Stated problem >> Work out the number of lines in the listing that include the string "المطبخ". Reply with that number alone.

Start Records provided

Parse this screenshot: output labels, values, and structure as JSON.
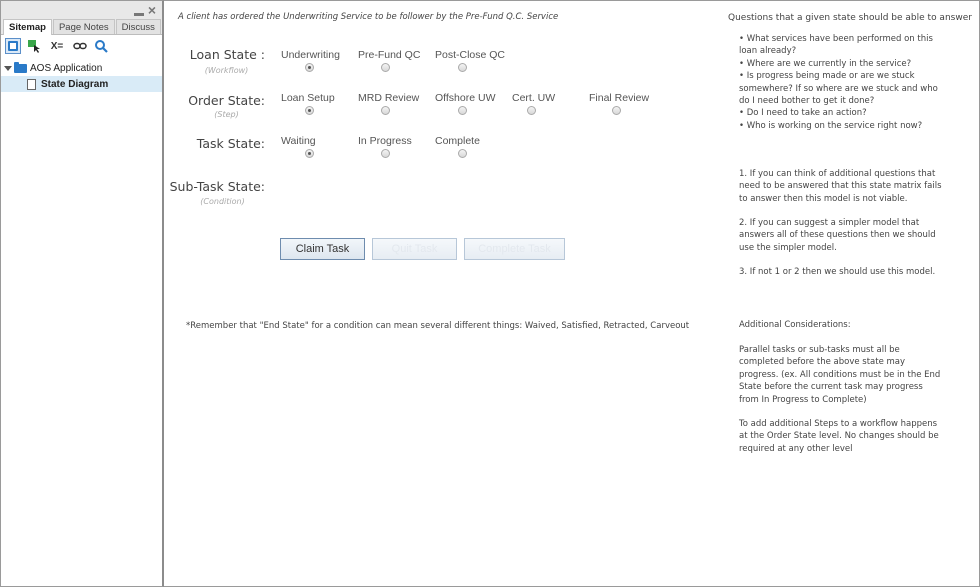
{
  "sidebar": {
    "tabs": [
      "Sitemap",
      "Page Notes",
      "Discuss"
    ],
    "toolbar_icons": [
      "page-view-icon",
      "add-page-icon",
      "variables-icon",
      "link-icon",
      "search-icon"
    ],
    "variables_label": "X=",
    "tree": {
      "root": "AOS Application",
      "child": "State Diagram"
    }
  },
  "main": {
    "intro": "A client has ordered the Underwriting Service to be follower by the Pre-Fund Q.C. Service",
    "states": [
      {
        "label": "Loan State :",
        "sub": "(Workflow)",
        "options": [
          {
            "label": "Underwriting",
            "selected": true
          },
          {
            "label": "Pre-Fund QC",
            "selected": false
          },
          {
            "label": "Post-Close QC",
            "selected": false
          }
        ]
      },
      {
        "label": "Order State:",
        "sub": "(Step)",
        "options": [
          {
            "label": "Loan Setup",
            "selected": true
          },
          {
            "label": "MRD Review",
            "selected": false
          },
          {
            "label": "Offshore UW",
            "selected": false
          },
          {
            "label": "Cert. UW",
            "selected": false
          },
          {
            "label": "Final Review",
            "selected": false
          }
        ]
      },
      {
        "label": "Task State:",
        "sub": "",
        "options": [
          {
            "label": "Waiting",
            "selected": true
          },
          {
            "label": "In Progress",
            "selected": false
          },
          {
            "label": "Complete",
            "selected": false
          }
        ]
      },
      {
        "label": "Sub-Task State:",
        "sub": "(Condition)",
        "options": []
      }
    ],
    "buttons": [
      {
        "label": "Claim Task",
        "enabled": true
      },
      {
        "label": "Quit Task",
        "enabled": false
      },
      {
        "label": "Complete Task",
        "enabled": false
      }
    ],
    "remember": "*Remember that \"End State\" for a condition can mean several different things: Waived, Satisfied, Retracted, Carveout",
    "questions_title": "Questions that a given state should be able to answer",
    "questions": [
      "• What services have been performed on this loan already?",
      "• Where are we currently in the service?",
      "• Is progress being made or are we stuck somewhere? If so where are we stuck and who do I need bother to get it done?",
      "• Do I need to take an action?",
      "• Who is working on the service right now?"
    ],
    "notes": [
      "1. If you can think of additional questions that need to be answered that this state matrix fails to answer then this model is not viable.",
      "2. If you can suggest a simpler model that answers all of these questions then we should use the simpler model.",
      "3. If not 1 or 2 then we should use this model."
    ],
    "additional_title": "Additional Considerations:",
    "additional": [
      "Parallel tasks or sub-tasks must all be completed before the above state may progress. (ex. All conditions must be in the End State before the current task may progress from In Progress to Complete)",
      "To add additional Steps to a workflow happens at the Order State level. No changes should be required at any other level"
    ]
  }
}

End Records provided
Start Records provided

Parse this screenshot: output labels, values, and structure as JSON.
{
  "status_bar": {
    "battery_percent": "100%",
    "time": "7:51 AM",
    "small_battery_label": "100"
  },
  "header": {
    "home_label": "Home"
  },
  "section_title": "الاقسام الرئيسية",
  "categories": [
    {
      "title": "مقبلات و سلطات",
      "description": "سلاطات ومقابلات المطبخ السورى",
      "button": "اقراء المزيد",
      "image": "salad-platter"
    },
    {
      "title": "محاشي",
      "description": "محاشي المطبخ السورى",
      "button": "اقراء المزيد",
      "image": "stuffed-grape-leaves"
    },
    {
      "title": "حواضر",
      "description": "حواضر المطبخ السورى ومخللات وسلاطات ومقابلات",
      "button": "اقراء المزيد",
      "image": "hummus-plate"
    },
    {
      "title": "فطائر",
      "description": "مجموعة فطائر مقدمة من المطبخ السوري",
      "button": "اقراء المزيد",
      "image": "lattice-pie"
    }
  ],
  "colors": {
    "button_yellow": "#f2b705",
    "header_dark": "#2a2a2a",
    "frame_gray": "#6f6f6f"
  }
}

End Records provided

Answer to the exercise >> 4